■ **Directive**
Extract, from the records beneath this instruction, each line that contains the word "субсидий".
--- Begin Data shown ---
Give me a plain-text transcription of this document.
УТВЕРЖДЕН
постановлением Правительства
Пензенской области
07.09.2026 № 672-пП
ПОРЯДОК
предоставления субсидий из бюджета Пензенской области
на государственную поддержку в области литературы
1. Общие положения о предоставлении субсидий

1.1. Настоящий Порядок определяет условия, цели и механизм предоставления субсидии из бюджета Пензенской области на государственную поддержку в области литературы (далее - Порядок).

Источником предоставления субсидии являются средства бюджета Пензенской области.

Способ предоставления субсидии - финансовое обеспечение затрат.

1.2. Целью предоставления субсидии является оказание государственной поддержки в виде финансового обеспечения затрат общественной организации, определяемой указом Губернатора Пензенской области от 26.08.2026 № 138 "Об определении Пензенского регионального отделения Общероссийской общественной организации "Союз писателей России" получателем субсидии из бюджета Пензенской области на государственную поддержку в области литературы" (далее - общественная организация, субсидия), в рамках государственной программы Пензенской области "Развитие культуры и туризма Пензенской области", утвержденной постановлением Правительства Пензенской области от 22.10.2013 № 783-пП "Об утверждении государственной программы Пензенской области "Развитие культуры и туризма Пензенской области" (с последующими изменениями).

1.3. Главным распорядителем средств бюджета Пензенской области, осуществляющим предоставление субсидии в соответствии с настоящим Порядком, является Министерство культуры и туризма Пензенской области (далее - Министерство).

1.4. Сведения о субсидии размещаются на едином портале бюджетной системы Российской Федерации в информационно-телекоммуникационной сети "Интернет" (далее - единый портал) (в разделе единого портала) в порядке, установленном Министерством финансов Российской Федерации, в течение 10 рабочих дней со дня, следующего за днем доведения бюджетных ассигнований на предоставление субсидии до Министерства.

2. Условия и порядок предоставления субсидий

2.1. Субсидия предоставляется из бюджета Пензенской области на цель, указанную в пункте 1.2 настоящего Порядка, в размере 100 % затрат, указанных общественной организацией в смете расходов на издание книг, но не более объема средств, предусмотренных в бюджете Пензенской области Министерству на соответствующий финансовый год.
--- End Data shown ---
--- Begin Data shown ---
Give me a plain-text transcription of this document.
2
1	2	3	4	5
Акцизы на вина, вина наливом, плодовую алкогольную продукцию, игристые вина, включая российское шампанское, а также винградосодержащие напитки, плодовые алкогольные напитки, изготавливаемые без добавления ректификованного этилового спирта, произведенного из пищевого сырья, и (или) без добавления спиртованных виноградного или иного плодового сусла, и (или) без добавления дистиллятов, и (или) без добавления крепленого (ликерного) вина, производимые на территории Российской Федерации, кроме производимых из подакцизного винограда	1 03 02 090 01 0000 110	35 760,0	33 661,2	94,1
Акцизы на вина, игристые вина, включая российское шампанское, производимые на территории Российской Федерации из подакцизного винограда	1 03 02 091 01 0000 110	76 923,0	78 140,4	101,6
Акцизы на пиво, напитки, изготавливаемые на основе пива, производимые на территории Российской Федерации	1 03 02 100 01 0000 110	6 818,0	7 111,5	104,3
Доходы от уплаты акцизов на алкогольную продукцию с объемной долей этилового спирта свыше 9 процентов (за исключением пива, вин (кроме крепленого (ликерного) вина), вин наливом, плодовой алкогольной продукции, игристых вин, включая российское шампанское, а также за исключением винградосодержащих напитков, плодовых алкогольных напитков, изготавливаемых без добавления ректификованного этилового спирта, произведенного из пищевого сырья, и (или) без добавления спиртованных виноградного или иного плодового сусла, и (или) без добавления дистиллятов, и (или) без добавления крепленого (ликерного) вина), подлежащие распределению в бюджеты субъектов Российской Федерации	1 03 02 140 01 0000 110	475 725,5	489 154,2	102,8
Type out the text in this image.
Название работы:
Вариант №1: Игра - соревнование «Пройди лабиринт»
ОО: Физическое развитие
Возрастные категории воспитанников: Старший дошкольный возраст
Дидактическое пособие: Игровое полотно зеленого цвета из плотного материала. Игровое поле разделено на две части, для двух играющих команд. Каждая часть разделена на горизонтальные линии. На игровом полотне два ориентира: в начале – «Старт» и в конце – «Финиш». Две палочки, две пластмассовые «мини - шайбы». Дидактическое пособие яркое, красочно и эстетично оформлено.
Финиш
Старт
--- End Data shown ---
--- Begin Data shown ---
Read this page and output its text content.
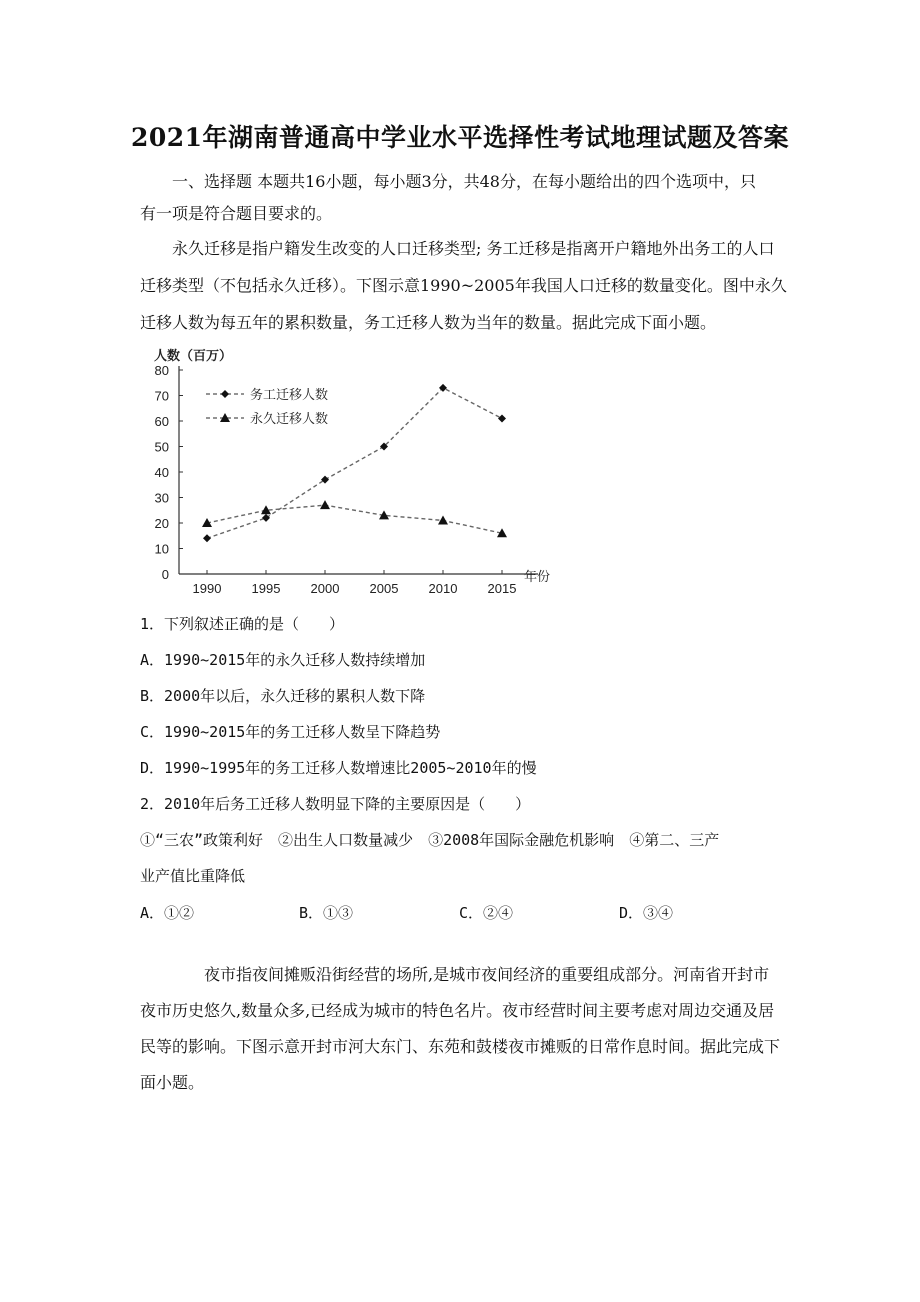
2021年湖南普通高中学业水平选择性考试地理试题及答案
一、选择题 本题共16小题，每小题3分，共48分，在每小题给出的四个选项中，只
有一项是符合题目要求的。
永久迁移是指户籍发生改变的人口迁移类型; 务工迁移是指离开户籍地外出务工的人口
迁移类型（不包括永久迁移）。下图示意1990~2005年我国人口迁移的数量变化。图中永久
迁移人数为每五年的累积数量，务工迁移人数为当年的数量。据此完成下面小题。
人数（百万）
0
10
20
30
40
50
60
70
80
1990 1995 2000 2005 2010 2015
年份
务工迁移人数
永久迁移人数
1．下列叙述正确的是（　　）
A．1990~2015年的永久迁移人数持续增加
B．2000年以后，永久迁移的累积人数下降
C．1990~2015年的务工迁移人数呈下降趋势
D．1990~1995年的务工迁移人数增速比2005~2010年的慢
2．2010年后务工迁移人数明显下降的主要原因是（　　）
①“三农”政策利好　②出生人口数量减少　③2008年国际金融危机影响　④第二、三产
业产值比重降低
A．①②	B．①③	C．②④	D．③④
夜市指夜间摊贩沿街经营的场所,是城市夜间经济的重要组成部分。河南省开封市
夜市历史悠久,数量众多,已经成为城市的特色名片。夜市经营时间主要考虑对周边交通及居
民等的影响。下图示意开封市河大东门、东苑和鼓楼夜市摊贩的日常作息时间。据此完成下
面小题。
--- End Data shown ---
■ **Exercise solution**
предоставления субсидий из бюджета Пензенской области
1. Общие положения о предоставлении субсидий
2. Условия и порядок предоставления субсидий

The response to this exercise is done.